Given problem: Find the string "关于健全新时代志愿服务体系的意见" in the entries and copy each line that has it.

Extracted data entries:
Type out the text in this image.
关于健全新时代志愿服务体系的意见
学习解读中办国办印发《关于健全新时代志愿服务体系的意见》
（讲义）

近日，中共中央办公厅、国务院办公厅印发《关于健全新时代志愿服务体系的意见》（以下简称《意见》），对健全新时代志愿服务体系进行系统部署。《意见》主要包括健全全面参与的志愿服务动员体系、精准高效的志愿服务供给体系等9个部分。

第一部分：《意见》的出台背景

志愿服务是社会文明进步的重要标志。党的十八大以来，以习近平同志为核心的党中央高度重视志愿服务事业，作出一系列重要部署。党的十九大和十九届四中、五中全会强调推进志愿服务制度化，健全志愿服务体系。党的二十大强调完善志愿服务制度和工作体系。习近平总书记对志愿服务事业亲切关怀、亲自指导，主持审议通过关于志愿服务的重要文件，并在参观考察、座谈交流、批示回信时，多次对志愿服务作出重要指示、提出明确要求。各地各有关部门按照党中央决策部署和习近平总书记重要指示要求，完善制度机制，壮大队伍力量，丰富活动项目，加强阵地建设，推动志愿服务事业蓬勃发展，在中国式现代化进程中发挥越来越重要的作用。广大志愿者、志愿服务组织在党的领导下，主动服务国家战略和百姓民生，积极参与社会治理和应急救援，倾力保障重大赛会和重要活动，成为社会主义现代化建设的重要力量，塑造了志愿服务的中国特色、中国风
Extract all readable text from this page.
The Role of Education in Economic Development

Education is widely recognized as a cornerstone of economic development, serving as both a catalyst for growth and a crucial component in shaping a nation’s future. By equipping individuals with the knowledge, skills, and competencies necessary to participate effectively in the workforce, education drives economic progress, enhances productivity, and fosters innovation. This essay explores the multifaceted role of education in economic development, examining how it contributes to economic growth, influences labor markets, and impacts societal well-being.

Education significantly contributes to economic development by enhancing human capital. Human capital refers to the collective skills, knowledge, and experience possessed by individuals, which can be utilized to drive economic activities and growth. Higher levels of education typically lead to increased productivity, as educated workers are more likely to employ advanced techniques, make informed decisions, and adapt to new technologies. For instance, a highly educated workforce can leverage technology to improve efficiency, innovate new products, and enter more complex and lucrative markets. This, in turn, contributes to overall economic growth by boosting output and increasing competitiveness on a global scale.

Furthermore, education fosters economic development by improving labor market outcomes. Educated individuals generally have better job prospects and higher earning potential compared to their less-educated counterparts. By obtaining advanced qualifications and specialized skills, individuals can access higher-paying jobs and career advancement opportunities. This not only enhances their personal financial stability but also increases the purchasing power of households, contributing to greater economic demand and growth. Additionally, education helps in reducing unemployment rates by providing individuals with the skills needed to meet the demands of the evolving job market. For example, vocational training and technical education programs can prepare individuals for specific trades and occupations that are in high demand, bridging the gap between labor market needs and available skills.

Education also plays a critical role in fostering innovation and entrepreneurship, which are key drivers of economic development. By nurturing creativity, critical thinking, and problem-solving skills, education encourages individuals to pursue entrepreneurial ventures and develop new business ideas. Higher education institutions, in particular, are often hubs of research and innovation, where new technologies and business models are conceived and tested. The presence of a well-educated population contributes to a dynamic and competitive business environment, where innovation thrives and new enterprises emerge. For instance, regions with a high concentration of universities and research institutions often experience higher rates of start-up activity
* * *
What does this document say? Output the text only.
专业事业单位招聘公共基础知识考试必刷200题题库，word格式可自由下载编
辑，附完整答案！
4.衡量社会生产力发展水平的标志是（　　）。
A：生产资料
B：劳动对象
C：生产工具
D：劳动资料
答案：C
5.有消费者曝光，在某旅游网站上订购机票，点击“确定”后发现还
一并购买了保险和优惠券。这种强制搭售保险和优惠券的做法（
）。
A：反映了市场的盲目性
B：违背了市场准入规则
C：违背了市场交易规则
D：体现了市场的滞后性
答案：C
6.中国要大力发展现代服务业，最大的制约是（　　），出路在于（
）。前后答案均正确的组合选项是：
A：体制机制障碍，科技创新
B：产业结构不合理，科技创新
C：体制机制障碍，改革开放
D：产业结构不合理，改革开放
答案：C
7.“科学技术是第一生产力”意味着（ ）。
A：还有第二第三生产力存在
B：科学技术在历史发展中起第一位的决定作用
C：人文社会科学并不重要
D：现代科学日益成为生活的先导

Solution to this task:
关于健全新时代志愿服务体系的意见
学习解读中办国办印发《关于健全新时代志愿服务体系的意见》
近日，中共中央办公厅、国务院办公厅印发《关于健全新时代志愿服务体系的意见》（以下简称《意见》），对健全新时代志愿服务体系进行系统部署。《意见》主要包括健全全面参与的志愿服务动员体系、精准高效的志愿服务供给体系等9个部分。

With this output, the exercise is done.